START

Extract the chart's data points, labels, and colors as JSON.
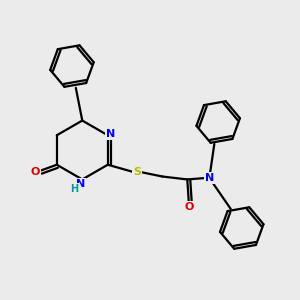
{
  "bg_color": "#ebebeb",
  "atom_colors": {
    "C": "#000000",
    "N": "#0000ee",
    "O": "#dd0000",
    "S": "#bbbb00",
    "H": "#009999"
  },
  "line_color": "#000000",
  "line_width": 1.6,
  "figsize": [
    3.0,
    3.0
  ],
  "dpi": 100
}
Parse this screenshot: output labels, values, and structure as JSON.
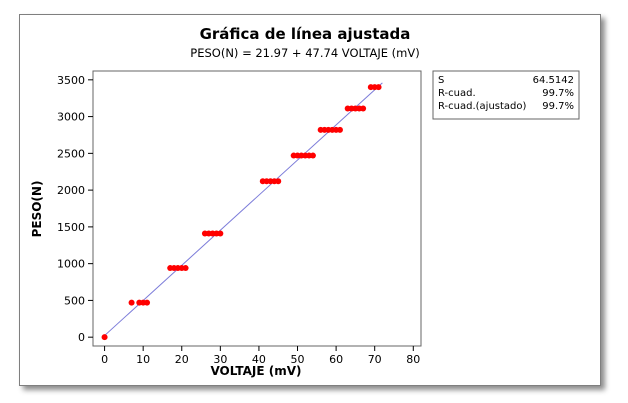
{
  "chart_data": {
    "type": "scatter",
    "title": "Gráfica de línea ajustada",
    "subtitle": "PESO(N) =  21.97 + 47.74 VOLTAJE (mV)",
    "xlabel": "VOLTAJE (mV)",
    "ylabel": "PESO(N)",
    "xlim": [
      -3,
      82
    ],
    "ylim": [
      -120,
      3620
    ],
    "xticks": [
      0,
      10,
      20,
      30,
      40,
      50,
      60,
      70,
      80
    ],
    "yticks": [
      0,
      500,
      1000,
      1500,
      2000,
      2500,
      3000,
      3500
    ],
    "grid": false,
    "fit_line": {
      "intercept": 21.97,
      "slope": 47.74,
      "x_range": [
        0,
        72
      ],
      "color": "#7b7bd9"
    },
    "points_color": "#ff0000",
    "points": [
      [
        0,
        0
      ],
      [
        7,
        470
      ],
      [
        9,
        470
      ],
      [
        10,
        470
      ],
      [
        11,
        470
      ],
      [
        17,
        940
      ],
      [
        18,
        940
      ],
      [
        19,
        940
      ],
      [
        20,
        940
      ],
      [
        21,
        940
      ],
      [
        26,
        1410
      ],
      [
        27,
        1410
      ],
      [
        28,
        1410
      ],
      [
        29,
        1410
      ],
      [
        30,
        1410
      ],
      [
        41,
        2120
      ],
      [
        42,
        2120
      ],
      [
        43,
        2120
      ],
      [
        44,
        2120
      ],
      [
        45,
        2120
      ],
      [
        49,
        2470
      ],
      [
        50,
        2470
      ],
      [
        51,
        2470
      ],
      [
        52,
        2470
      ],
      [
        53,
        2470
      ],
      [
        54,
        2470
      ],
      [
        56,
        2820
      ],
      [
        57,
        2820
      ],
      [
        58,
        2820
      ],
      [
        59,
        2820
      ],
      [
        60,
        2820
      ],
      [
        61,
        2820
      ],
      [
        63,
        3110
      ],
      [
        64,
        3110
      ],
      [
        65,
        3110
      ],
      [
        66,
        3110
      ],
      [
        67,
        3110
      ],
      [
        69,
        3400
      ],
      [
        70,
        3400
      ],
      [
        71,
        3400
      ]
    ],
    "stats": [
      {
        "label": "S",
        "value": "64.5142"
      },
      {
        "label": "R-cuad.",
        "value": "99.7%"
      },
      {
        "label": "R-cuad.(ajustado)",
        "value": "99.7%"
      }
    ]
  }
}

END
START

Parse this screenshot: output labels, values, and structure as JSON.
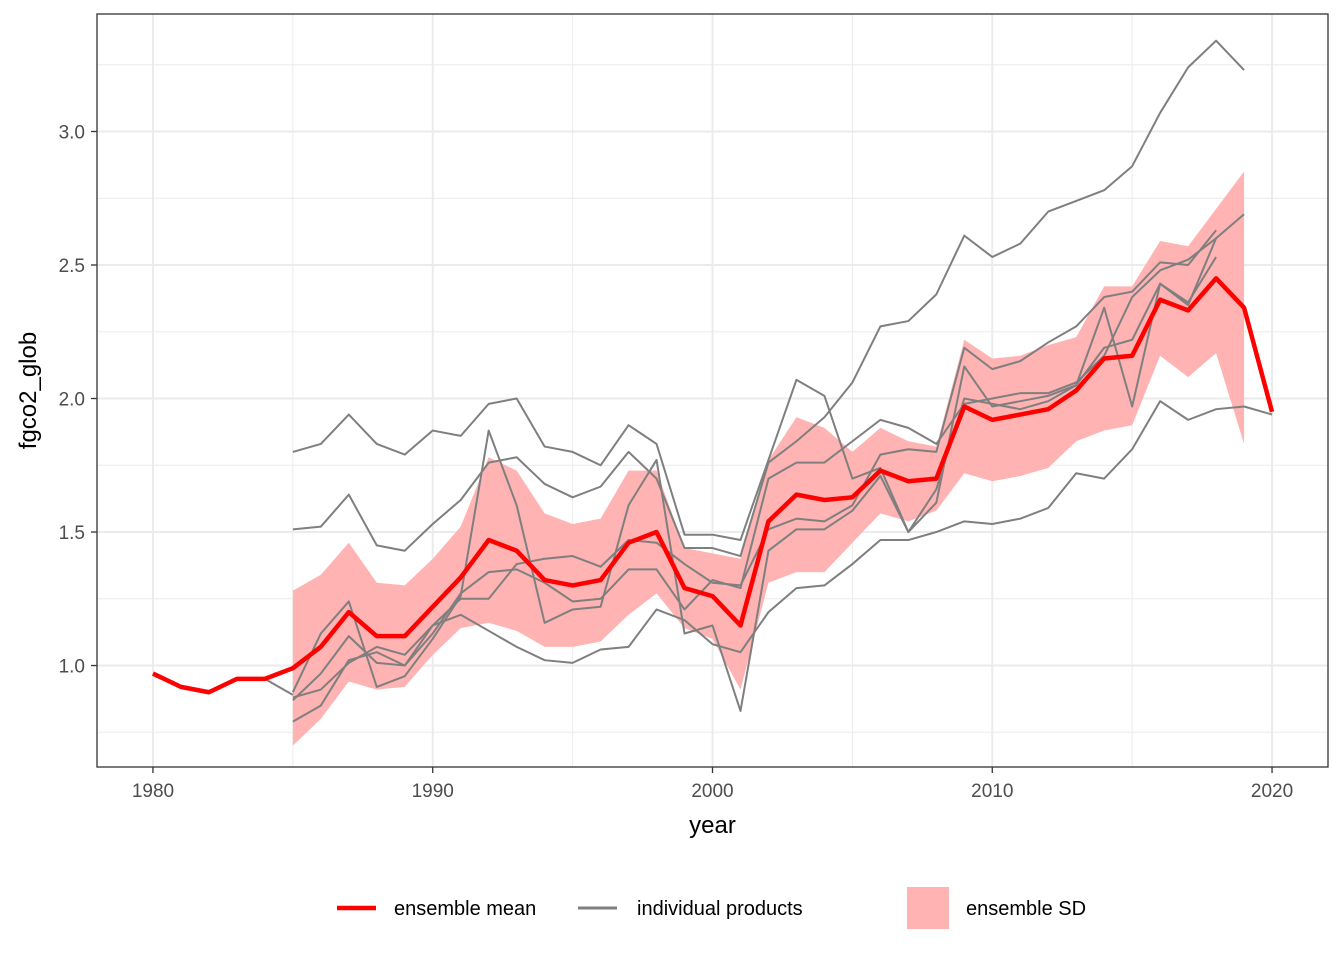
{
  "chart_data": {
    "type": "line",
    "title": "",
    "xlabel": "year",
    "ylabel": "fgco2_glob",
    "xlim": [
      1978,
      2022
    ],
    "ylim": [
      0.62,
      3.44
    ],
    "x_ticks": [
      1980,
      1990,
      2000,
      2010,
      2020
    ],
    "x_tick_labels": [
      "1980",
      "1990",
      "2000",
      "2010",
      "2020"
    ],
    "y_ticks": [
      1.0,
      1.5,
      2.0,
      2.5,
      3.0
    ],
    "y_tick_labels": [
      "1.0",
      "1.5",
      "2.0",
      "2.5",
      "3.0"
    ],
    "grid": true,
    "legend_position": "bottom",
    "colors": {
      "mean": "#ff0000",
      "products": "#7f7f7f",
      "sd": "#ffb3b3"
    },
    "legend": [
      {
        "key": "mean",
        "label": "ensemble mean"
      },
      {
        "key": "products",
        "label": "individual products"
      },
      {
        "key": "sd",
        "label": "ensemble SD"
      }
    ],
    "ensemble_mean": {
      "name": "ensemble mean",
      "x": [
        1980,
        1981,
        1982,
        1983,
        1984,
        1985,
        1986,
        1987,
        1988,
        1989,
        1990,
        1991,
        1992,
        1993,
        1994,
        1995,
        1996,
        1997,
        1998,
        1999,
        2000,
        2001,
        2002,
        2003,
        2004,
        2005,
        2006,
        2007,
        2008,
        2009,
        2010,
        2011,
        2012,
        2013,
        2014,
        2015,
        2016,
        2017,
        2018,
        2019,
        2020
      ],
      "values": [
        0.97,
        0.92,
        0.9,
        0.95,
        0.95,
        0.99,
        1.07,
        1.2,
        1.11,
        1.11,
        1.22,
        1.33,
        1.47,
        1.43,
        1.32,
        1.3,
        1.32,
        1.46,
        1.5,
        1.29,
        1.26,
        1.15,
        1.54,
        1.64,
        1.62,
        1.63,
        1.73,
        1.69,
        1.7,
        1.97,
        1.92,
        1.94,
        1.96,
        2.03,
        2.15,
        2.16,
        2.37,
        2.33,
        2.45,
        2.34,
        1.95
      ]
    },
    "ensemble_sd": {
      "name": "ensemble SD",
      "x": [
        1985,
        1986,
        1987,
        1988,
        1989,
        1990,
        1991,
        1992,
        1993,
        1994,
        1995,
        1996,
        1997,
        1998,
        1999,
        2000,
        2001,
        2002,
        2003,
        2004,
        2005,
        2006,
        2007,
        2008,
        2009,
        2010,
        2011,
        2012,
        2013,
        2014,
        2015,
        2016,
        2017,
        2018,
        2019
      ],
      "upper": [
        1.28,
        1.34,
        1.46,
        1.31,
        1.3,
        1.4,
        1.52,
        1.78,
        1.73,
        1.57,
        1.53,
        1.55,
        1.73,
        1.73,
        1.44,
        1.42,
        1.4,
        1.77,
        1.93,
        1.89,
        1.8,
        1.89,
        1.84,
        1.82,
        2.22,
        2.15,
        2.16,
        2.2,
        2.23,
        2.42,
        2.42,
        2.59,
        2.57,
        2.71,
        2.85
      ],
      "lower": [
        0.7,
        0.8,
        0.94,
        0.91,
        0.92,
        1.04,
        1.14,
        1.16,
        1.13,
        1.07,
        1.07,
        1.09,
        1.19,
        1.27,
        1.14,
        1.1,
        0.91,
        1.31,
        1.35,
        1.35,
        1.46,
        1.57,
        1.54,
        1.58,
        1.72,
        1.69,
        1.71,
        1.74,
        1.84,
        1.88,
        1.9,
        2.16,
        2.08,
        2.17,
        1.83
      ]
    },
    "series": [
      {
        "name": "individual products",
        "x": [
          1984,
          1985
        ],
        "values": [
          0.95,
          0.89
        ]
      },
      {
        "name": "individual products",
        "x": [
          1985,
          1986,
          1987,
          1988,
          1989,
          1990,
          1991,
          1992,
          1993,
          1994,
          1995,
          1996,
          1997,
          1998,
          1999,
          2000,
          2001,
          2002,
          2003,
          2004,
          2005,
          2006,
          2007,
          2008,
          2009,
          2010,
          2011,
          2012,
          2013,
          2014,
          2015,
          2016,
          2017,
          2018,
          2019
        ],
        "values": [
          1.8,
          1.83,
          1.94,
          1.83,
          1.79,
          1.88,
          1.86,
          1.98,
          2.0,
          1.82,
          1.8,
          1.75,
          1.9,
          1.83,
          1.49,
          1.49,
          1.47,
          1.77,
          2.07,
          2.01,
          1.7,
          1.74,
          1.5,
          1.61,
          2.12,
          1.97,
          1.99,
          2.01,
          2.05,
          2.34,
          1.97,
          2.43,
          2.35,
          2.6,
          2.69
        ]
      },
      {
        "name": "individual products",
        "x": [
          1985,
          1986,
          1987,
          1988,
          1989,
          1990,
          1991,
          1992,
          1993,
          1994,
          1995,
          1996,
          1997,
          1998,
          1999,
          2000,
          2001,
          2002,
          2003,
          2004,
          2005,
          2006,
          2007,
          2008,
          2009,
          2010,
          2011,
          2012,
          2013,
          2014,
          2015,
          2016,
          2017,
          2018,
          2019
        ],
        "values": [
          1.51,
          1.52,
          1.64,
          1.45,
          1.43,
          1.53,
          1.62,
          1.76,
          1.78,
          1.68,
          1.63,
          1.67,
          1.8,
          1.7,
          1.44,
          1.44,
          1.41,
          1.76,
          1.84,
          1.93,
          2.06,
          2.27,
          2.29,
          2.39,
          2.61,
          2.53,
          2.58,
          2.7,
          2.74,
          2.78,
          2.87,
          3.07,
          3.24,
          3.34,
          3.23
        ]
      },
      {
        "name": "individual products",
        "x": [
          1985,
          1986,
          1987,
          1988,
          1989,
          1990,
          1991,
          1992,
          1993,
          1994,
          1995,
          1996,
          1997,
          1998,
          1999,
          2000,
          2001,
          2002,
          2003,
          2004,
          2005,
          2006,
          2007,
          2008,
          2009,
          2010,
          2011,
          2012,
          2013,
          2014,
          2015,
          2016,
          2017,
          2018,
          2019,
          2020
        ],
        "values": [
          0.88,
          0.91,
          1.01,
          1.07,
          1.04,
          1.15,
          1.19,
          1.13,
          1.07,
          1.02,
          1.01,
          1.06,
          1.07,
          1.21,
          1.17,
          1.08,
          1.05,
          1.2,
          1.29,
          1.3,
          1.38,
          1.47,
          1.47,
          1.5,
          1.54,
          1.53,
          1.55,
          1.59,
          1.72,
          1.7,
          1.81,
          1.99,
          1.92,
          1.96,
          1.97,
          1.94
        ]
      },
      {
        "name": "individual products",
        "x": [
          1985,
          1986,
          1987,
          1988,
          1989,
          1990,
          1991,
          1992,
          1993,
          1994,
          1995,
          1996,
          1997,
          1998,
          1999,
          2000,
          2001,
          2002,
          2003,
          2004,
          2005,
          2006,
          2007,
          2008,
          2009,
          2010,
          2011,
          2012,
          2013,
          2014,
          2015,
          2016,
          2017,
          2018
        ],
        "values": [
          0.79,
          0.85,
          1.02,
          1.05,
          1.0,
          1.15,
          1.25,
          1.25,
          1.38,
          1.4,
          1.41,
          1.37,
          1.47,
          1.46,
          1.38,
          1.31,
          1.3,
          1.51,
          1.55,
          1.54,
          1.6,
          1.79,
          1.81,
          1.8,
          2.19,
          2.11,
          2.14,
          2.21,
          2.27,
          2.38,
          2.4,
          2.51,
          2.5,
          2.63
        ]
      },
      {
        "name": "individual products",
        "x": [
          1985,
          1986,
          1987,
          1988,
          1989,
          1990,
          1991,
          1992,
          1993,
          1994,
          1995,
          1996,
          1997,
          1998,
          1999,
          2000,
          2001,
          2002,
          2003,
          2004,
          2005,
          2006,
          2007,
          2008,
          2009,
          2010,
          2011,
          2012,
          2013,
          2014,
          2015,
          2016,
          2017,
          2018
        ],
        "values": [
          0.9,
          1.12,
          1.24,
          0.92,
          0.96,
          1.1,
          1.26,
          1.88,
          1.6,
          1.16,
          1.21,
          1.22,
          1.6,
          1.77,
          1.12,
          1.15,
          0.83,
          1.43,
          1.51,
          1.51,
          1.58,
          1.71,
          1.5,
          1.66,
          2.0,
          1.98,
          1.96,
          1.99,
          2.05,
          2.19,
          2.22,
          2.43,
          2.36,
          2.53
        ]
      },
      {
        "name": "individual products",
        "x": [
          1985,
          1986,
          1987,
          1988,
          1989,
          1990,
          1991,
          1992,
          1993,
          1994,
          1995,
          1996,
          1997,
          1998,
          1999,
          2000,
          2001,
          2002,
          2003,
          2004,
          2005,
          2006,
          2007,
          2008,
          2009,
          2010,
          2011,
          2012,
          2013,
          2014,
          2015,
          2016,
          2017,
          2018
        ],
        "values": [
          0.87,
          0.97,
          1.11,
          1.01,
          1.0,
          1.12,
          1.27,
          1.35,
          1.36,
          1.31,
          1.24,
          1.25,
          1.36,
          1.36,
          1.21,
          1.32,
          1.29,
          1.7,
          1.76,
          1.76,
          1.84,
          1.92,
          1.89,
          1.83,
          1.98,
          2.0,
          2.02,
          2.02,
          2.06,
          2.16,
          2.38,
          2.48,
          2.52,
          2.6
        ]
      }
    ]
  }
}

END
START

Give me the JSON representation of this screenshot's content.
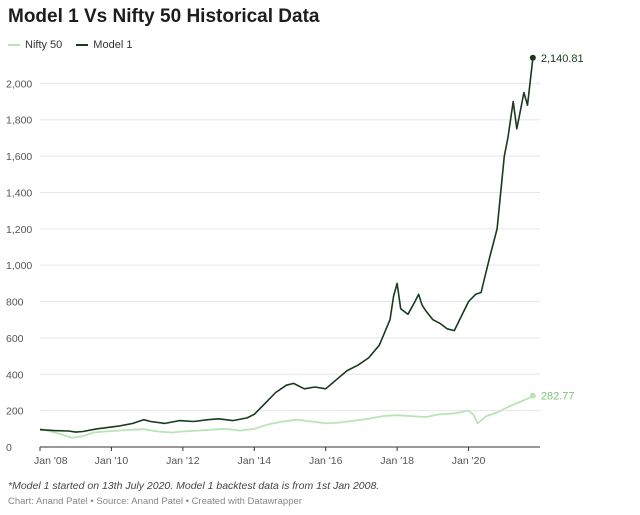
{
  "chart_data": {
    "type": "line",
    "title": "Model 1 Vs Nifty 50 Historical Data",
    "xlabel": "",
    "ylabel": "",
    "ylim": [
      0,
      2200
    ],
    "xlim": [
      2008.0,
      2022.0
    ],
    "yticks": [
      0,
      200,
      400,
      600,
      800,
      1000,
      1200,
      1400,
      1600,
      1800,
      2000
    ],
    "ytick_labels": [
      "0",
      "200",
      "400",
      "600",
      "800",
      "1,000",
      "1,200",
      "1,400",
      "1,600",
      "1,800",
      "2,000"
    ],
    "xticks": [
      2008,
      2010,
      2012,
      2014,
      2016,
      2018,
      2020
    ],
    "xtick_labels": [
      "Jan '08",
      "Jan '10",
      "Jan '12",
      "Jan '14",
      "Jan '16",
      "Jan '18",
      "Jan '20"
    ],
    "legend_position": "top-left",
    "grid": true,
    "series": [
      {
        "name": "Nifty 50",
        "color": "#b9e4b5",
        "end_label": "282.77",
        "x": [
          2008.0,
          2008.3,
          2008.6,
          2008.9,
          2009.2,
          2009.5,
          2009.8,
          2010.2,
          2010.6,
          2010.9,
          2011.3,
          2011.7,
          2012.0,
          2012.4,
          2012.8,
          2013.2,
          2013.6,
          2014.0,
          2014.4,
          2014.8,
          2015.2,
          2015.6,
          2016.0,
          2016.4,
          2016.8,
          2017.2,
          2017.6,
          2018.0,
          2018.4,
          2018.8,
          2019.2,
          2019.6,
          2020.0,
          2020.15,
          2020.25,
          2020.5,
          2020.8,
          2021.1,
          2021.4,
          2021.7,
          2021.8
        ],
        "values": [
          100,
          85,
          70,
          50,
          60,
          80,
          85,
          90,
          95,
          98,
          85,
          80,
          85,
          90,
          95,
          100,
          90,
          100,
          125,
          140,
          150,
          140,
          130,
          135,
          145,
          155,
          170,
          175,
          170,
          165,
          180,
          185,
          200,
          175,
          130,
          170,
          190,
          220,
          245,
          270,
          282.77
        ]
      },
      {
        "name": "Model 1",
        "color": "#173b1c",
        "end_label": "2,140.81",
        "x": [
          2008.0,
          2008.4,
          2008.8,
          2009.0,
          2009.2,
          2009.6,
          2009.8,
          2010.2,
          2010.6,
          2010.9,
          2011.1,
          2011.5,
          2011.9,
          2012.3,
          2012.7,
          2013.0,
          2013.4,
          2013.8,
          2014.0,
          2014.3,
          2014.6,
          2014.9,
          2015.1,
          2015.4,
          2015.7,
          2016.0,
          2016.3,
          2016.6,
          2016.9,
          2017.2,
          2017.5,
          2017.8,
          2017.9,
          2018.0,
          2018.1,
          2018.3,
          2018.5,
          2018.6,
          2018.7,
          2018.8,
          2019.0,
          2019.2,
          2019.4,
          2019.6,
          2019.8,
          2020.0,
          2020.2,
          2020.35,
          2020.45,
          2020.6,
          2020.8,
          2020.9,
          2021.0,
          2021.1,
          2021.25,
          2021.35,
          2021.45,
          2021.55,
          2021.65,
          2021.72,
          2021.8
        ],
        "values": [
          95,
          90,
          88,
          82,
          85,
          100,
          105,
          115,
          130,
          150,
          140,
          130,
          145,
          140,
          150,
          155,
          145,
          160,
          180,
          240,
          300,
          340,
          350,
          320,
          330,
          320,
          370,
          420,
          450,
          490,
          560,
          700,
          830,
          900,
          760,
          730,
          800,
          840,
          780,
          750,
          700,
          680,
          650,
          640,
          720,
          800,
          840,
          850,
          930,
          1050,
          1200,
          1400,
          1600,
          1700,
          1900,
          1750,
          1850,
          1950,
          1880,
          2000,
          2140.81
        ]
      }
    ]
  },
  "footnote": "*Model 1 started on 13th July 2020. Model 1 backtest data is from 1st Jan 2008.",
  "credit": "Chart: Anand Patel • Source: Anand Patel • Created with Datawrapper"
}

END

• _Given task_:
Search the data above for the string "xlabel" and copy each line that has it.

• _Solution for this exercise_:
    "xlabel": "VOLTAJE (mV)",
    "xlabel": "year",
    "xlabel": "",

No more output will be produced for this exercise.